Yahng's journey to CalCPA chair began in China, and his initiatives for the coming year aim to help CalCPA cross cultural and ethnic borders by aligning CalCPA's leadership with the profession's growing ethnic diversity.

"I believe the CalCPA Council is not a true representation of CalCPA's membership," says Yahng. "While we have greater numbers of women and ethnic minorities filling the ranks of the profession than we did 30 years ago, we aren't seeing the corresponding shift into leadership positions."

To boost that representation, Yahng's ideas include reviving CalCPA's Leadership Institute and working more closely with individual chapters to identify and encourage future leaders.

"As chair, part of my position is to reinforce the message that CalCPA is not a closed book," he says. "During my term, I'll make many visits to individual chapters to encourage those at the beginning levels to start on a leadership path."

Yahng's own leadership path began in the turmoil of wartime China.
========
■ Problems and tasks ■
• 1. In the passage on Yahng, render this sentence in Spanish: "To boost that representation, Yahng's ideas include reviving CalCPA's Leadership Institute and working more closely with individual chapters to identify and encourage future leaders."
• 2. Reproduce word for word the part of the passage on Yahng from "Yahng's journey to" to "growing ethnic diversity.".
Answer using only the passage on Yahng.

■ Dataset excerpt ■
========
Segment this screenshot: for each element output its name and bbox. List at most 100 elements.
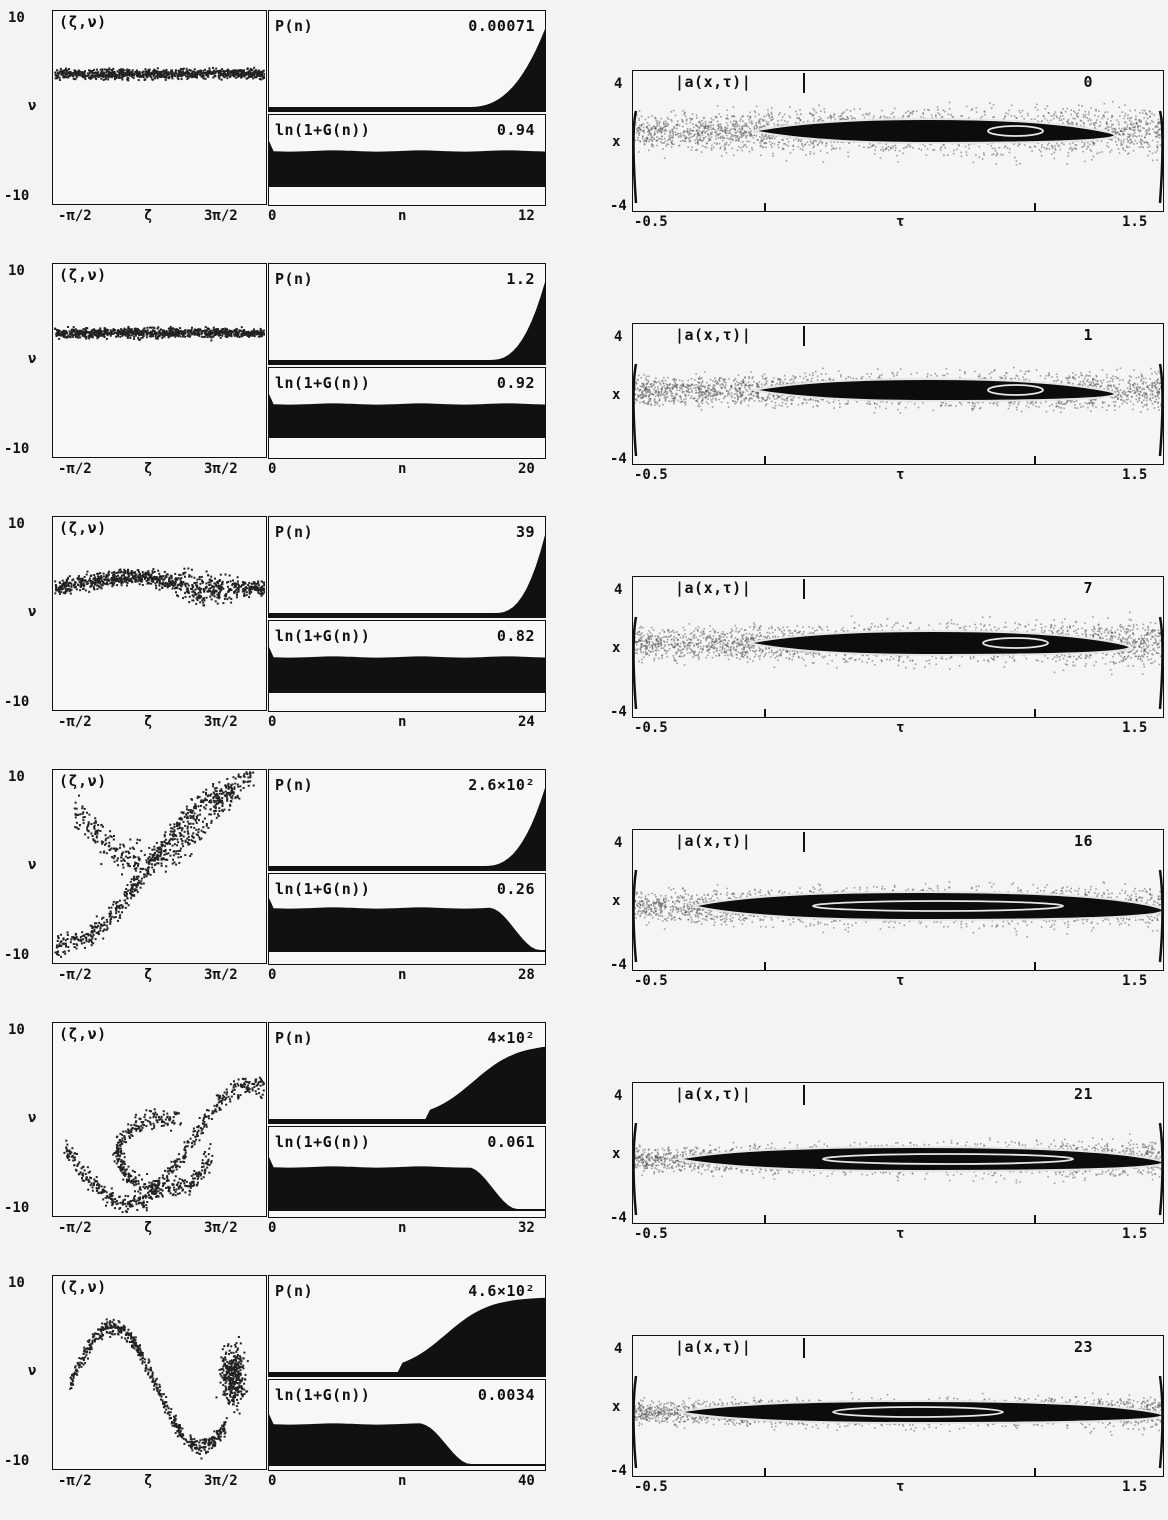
========
■ Answers in order ■
• 1. Para impulsar esa representación, las ideas de Yahng incluyen revivir el Instituto de Liderazgo de CalCPA y trabajar más de cerca con los capítulos individuales para identificar y alentar a futuros líderes.

• 2.
Yahng's journey to CalCPA chair began in China, and his initiatives for the coming year aim to help CalCPA cross cultural and ethnic borders by aligning CalCPA's leadership with the profession's growing ethnic diversity.